> [Short task]: Look through the records that follow. Copy every line containing the word "data".

> [Stored records]:
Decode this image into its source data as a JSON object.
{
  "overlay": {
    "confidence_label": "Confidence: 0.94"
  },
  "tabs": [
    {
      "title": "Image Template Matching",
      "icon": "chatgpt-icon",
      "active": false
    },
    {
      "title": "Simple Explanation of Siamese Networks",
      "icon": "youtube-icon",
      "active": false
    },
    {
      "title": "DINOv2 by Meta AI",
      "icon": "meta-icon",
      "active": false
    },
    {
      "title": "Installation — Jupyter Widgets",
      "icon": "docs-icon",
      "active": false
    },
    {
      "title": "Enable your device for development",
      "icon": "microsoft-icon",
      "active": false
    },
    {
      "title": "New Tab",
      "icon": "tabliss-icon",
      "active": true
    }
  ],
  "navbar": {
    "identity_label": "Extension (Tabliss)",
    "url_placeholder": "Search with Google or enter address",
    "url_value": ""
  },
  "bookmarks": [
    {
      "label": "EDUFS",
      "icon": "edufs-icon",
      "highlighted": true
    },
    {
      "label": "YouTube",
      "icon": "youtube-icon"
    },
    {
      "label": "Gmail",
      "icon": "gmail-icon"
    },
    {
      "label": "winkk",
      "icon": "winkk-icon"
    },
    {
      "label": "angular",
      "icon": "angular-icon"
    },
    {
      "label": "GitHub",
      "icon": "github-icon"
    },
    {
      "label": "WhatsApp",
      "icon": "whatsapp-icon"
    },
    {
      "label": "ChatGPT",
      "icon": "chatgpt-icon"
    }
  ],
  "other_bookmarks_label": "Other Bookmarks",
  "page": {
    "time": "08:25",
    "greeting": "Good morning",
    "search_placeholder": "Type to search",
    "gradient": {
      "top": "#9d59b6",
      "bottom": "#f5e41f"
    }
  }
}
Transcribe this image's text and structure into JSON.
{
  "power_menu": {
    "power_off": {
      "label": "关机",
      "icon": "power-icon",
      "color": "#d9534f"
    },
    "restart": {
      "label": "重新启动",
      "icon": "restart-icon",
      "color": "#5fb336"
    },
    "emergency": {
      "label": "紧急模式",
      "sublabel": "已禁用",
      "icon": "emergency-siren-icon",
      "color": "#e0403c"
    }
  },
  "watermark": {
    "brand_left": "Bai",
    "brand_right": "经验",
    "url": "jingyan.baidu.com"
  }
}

* * *

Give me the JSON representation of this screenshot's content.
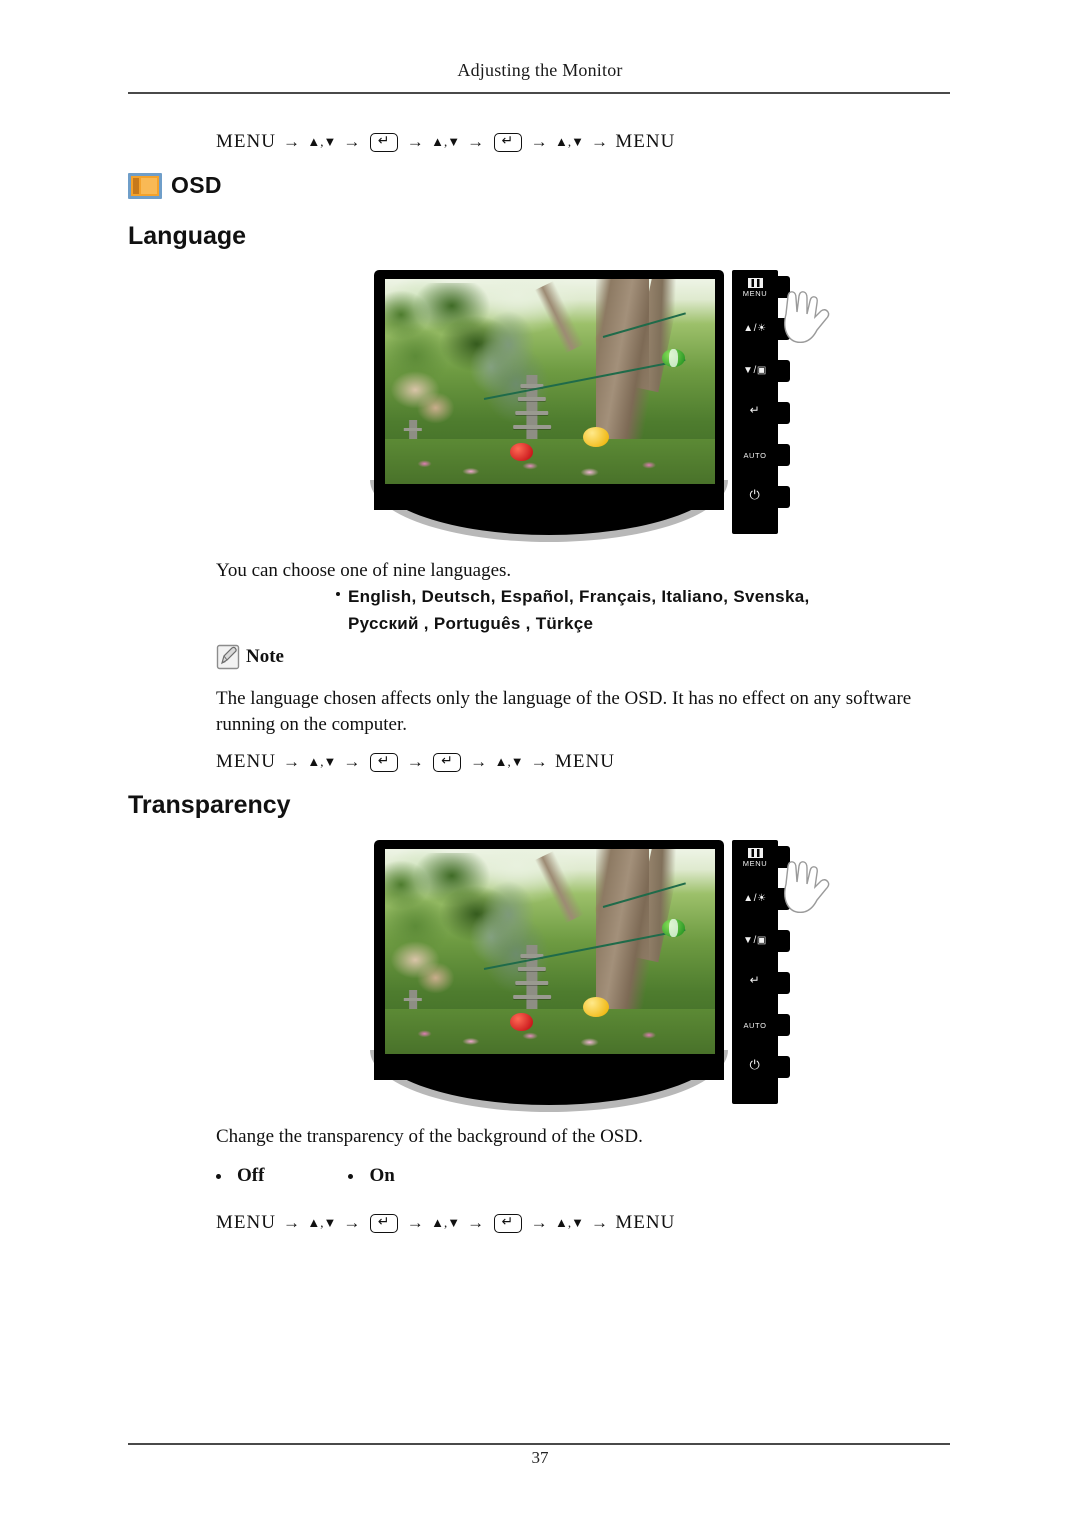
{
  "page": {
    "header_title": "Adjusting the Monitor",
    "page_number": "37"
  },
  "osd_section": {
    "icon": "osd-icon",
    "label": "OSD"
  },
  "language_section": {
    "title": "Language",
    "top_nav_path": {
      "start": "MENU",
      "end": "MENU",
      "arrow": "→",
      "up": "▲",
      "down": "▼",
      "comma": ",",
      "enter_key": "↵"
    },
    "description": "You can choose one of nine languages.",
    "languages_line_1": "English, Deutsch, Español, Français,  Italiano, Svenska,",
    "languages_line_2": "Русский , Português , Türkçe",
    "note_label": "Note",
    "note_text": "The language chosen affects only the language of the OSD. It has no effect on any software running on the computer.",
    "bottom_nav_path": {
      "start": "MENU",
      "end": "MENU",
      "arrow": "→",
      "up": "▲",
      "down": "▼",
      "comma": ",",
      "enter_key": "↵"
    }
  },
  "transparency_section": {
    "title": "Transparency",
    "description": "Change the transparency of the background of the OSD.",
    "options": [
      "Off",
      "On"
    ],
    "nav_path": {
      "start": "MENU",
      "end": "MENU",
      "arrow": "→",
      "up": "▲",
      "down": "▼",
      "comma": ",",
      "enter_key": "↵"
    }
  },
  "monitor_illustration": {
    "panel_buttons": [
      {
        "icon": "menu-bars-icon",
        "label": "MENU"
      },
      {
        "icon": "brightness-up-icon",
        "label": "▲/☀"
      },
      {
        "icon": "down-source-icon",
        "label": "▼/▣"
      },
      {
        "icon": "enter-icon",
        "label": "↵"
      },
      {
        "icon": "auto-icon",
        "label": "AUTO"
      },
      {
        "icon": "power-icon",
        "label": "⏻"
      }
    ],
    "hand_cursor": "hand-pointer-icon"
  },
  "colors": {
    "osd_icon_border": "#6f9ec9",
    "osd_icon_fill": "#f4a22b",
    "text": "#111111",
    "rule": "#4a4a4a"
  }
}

---

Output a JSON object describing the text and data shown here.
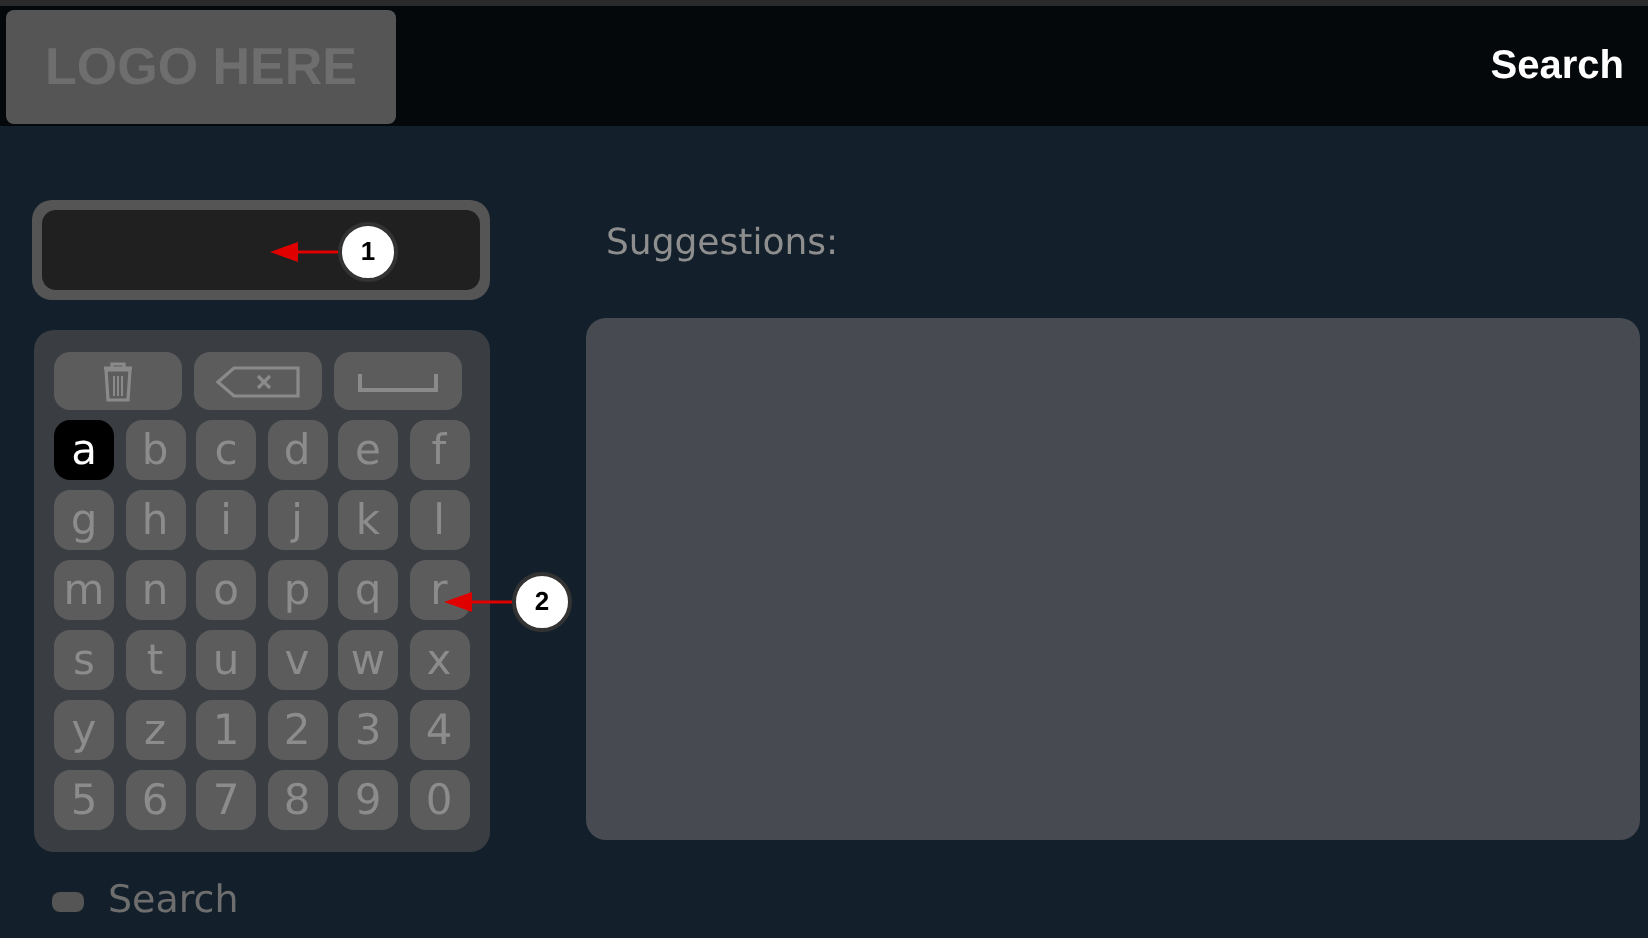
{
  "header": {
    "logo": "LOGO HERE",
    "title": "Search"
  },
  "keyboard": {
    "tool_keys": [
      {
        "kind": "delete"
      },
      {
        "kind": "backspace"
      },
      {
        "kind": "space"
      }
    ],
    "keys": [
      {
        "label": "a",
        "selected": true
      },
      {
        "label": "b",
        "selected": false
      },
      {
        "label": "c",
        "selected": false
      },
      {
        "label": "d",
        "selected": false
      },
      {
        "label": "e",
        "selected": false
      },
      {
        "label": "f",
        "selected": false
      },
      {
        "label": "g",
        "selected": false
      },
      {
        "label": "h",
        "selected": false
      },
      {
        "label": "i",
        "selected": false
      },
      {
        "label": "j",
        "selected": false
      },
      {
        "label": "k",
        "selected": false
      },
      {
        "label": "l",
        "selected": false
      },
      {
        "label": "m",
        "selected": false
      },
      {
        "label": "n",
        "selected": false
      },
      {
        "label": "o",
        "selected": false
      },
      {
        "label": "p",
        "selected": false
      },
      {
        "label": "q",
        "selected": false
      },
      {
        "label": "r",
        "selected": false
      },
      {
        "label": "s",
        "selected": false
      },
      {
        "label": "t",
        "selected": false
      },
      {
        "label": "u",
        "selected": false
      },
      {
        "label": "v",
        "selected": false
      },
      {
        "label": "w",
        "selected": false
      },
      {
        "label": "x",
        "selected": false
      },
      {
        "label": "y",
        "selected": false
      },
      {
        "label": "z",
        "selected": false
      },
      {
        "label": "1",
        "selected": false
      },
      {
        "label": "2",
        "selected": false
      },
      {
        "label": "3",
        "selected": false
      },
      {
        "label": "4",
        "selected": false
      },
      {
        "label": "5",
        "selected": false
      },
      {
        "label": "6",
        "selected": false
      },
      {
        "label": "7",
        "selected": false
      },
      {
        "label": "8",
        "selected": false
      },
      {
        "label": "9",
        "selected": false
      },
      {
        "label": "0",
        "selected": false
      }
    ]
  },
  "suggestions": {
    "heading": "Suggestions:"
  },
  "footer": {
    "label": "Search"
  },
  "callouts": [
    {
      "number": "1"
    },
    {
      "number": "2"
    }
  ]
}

> [Output below]:
Decode this image into its source data as a JSON object.
Output a JSON object describing the text and data shown here.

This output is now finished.